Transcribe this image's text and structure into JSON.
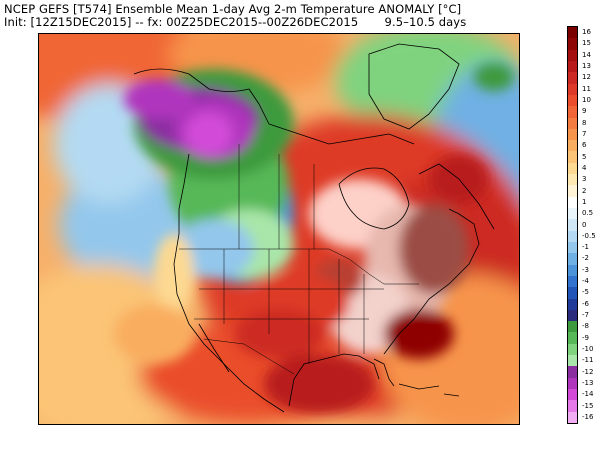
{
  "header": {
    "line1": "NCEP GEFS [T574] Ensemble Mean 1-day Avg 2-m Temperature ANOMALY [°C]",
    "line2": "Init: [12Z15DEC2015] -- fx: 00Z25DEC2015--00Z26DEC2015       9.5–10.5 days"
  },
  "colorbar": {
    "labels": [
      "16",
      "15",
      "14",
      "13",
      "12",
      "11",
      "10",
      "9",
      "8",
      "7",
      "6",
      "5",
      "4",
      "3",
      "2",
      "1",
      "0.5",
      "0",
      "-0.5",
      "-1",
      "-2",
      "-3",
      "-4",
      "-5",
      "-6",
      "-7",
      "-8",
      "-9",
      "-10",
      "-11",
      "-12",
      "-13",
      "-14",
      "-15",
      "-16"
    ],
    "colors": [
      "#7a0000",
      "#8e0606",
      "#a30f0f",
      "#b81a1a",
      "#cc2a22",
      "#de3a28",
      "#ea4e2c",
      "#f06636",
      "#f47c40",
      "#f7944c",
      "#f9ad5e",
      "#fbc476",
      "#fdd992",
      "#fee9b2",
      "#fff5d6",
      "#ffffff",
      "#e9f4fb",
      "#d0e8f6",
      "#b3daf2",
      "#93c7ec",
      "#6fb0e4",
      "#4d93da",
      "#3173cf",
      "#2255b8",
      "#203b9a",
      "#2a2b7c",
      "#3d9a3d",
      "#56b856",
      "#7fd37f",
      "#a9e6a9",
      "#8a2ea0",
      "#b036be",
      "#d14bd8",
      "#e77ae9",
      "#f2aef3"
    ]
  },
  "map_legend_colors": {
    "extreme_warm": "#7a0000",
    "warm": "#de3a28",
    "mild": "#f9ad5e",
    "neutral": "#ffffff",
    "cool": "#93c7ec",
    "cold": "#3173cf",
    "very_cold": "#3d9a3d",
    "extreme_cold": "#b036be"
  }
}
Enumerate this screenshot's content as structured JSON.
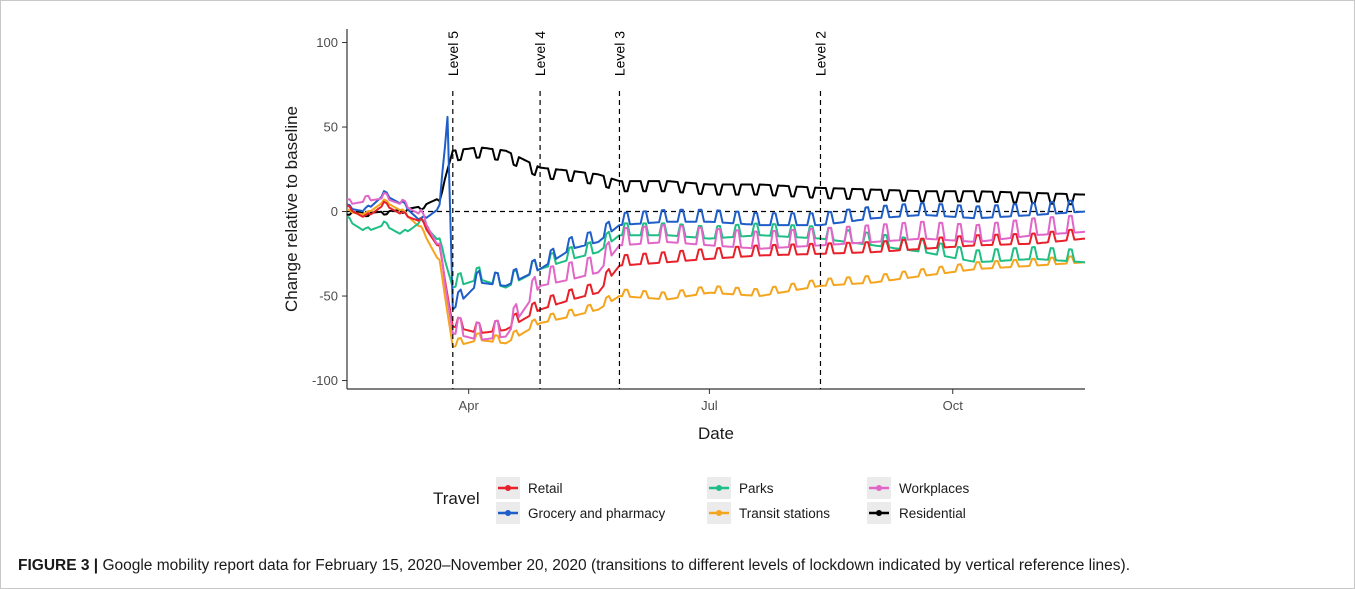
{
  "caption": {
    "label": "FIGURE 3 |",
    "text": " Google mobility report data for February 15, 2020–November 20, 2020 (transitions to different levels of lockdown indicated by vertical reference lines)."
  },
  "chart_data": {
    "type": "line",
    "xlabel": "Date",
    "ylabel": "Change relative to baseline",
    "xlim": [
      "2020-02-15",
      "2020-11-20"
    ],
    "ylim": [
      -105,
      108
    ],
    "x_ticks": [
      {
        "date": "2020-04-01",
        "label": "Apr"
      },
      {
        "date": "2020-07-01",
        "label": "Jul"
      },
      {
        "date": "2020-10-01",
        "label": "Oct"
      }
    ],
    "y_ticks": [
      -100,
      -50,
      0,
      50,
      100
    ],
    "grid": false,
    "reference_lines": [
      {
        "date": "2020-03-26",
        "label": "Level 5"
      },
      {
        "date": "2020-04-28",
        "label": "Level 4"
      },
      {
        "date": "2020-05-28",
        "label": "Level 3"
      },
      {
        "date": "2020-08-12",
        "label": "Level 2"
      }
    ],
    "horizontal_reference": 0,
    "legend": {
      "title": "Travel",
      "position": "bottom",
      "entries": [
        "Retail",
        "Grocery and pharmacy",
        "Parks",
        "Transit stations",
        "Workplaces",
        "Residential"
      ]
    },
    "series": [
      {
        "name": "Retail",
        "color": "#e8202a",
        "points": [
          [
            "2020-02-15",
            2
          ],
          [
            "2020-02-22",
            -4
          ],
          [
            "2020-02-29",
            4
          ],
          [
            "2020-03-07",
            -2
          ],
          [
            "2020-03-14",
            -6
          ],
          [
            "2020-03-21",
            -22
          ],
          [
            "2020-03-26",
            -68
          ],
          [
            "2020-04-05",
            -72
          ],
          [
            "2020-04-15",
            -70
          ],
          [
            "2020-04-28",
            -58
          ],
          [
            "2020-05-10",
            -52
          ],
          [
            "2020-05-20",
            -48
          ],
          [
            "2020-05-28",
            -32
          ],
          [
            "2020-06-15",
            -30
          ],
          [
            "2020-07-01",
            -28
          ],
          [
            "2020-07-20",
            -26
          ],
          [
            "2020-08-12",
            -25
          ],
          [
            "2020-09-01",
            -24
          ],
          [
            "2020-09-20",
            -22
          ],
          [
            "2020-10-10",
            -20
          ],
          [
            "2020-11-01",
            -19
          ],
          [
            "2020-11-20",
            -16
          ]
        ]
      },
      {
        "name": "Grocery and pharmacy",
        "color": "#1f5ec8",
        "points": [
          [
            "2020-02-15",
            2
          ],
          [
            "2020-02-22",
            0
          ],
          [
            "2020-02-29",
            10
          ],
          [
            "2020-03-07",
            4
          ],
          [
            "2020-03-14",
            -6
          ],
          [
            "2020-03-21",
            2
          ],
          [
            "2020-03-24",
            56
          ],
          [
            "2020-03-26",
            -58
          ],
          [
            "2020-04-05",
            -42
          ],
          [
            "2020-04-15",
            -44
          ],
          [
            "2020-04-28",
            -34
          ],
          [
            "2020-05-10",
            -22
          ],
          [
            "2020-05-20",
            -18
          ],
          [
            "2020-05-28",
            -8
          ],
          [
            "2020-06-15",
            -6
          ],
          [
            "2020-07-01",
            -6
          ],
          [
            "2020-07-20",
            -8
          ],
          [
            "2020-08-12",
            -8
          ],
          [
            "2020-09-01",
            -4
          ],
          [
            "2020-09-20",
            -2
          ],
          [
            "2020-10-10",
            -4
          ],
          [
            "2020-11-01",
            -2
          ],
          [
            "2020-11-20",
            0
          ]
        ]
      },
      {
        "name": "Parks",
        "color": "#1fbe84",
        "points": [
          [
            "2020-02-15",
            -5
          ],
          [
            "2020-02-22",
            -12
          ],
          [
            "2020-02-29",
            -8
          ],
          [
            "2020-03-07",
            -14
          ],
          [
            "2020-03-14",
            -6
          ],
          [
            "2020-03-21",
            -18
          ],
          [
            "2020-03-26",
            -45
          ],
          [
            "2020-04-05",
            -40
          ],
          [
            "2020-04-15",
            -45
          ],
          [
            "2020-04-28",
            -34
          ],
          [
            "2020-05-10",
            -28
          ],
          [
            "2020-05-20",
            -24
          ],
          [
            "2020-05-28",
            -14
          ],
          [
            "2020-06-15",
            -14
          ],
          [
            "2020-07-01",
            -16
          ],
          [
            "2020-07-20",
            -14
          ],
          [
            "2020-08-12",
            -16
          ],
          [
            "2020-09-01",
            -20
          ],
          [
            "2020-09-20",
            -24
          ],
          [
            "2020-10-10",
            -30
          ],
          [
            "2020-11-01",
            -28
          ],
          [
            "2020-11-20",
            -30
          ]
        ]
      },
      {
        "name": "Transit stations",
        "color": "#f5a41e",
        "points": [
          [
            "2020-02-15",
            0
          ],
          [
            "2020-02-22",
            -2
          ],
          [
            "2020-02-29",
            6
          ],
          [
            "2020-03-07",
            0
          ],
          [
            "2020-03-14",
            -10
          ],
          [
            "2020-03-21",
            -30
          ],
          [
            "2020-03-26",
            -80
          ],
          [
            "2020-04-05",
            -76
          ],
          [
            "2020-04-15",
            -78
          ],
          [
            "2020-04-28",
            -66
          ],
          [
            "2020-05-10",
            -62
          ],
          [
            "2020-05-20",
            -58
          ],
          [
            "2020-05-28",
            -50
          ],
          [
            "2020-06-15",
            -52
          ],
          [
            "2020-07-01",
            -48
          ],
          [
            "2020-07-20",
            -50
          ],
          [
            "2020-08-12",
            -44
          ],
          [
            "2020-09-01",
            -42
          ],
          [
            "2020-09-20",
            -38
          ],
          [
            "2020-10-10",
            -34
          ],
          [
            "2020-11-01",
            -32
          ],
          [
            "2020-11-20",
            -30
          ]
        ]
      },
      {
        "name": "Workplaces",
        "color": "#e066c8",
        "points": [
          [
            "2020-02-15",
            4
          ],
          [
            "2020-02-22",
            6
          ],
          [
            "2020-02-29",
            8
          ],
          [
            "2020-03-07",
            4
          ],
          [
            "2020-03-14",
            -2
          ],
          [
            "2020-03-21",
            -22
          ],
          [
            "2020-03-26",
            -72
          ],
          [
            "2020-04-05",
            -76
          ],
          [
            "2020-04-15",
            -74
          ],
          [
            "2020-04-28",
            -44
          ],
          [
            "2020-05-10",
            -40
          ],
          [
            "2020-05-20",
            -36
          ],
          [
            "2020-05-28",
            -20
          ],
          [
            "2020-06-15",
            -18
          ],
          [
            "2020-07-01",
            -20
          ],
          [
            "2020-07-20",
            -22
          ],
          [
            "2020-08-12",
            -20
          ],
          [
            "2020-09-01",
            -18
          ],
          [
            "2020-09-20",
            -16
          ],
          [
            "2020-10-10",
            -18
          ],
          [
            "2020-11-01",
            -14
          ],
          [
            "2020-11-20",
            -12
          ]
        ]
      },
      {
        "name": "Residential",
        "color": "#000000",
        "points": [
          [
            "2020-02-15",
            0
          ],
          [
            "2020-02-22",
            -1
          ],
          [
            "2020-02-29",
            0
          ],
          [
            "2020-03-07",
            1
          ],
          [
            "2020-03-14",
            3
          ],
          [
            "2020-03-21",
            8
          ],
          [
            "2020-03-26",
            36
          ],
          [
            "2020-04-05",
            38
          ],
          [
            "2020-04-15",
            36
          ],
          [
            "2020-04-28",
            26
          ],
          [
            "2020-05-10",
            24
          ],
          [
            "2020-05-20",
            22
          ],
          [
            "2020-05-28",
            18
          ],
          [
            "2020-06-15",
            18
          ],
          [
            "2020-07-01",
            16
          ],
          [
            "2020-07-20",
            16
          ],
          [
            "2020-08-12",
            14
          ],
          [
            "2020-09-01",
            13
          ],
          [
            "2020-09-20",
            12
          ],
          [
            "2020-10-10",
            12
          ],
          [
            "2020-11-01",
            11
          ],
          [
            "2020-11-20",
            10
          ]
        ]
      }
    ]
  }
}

...

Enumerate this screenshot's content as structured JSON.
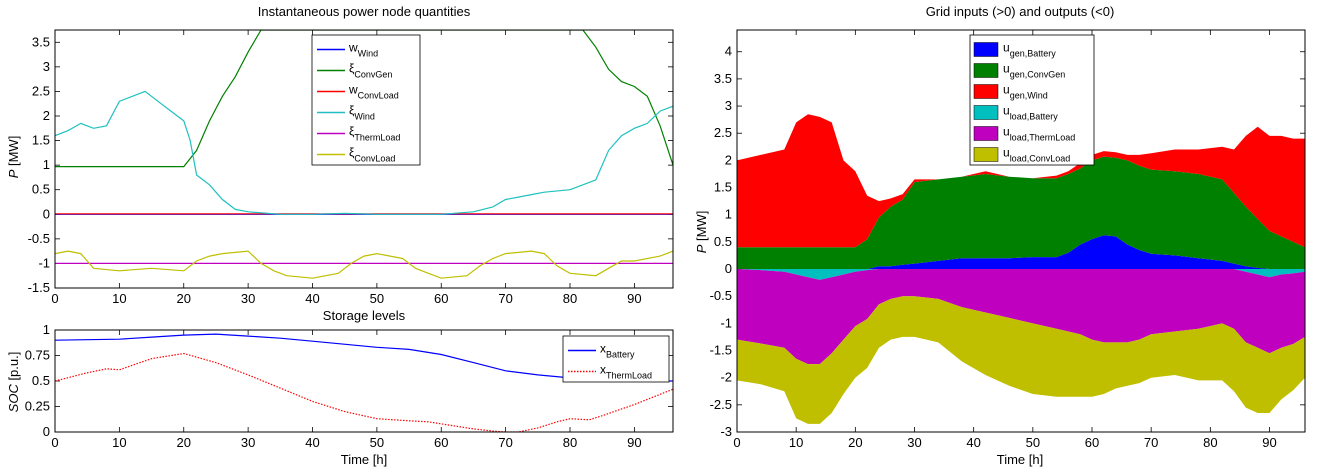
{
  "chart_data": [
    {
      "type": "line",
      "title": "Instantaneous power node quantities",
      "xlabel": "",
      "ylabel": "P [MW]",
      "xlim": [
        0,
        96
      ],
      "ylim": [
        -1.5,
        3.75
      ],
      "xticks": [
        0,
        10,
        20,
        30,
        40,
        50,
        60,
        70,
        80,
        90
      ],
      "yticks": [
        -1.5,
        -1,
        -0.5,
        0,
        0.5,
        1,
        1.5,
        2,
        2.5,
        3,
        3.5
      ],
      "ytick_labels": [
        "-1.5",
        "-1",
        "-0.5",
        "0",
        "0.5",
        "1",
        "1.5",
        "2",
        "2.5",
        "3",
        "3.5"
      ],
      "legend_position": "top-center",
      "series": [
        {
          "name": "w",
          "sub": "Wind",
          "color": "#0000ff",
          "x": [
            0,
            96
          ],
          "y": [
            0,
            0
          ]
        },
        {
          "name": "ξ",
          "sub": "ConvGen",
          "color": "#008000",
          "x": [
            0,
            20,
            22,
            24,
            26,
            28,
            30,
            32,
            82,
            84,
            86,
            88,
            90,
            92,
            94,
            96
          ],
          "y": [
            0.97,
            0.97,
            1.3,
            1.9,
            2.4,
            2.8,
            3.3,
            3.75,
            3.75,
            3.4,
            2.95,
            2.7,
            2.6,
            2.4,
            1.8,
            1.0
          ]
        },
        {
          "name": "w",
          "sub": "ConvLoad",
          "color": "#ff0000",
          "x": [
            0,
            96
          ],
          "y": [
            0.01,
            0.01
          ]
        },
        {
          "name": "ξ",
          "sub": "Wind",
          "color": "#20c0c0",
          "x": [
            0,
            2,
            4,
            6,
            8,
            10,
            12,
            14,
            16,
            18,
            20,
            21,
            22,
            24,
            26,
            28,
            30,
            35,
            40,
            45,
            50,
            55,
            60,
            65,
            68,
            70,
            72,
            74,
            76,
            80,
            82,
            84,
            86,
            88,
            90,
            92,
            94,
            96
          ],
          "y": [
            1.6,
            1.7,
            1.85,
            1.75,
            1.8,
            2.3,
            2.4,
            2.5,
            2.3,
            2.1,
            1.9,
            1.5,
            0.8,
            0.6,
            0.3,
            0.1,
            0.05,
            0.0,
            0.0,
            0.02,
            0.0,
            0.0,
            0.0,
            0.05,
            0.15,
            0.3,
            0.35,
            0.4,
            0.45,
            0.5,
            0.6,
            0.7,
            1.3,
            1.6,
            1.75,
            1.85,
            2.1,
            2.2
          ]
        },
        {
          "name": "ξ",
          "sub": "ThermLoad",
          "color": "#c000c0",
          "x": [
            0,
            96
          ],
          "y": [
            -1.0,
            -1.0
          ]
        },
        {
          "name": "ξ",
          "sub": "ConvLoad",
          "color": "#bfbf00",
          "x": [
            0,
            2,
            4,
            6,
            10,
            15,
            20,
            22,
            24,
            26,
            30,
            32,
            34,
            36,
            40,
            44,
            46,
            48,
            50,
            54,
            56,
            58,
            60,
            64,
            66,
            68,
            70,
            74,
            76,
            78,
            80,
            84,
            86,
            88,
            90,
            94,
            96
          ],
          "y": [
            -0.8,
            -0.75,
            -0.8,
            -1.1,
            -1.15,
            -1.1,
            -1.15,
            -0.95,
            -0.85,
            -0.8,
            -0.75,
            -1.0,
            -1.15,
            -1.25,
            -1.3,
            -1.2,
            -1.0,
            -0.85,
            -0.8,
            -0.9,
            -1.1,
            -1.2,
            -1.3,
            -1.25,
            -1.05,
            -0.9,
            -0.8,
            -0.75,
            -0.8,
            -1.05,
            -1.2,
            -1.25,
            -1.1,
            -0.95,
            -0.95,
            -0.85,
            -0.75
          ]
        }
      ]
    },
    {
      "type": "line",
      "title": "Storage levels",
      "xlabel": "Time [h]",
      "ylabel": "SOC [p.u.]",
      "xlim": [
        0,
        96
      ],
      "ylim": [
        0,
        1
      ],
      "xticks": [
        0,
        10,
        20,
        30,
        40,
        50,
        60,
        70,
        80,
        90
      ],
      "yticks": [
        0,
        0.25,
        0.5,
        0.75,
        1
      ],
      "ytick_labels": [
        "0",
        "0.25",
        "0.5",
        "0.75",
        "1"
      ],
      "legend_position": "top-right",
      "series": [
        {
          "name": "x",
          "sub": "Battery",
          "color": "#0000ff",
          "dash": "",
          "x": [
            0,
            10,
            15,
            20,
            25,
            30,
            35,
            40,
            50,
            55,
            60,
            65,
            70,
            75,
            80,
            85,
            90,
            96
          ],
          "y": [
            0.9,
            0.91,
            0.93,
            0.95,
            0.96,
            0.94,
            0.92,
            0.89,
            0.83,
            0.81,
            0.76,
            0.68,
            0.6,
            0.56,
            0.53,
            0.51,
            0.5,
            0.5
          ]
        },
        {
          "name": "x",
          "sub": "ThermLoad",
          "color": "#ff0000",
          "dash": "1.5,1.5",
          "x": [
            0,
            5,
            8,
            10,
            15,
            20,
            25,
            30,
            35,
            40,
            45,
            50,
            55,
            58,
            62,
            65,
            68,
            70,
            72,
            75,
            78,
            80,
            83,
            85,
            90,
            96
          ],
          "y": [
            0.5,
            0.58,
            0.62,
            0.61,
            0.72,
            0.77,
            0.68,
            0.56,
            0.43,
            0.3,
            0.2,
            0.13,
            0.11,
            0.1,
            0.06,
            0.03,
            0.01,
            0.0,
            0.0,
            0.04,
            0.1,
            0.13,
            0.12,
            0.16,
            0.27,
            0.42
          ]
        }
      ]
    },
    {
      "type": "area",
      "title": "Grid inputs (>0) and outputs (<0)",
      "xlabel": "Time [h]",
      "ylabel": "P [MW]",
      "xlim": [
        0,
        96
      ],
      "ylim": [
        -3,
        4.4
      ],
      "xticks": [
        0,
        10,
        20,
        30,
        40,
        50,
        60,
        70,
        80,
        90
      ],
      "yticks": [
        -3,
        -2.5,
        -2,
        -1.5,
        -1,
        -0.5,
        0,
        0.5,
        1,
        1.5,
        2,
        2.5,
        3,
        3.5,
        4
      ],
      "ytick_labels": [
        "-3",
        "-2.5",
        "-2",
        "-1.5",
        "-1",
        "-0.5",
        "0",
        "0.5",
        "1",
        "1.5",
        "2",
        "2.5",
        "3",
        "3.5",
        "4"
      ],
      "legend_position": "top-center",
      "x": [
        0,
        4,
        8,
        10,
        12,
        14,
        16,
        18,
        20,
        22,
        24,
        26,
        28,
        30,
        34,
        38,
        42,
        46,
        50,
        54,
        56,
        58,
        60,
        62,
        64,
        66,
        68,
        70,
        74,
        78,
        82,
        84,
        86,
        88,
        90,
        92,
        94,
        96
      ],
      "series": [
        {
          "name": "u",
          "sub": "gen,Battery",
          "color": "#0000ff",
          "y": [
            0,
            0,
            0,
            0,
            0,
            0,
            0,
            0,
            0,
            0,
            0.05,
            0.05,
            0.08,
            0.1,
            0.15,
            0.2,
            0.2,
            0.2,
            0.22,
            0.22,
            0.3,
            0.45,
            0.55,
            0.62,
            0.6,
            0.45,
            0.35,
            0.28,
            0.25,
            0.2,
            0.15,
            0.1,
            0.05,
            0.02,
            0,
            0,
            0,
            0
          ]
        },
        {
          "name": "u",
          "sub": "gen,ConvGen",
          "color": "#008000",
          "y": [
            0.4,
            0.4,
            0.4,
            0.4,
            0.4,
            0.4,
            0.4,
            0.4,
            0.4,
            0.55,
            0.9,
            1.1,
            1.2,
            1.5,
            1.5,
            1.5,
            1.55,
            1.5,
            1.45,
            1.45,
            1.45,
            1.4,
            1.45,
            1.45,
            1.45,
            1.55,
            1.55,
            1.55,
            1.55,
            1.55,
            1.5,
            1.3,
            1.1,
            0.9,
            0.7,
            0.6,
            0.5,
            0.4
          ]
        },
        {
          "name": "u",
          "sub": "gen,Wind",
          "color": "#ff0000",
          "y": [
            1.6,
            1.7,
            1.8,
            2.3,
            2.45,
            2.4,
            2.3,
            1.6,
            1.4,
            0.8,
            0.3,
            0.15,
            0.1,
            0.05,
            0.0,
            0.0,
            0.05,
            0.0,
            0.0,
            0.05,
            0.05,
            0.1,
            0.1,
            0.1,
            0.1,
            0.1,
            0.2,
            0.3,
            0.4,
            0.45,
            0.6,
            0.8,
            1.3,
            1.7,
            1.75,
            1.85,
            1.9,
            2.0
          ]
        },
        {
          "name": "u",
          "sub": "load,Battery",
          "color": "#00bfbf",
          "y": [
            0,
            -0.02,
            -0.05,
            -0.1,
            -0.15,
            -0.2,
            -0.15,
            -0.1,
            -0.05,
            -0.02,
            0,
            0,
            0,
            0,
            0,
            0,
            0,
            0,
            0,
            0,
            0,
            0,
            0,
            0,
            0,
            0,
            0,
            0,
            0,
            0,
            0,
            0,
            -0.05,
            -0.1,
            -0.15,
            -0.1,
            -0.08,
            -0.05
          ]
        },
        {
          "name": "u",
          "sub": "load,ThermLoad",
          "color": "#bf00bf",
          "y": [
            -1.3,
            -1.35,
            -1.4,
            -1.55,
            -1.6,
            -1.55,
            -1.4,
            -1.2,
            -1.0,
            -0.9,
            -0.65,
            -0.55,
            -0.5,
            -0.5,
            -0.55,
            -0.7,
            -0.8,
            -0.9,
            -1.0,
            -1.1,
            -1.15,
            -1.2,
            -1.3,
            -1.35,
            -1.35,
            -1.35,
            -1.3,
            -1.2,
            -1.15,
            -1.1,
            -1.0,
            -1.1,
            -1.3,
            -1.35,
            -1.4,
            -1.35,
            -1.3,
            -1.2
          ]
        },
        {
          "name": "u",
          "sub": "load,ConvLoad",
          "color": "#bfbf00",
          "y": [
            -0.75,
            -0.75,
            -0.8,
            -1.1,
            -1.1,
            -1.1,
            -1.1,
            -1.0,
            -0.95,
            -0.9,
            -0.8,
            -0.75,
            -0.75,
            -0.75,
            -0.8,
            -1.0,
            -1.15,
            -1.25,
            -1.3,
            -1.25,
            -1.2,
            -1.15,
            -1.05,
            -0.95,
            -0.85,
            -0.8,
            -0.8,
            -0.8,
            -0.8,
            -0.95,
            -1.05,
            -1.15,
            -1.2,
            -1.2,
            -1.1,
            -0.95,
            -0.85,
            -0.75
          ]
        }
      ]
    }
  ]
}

> **Aim of the exercise**: Copy whichever lines in the listing above contain the word "ylabel".

> **Solution**:
    "ylabel": "Change relative to baseline",
      "ylabel": "P [MW]",
      "ylabel": "SOC [p.u.]",
      "ylabel": "P [MW]",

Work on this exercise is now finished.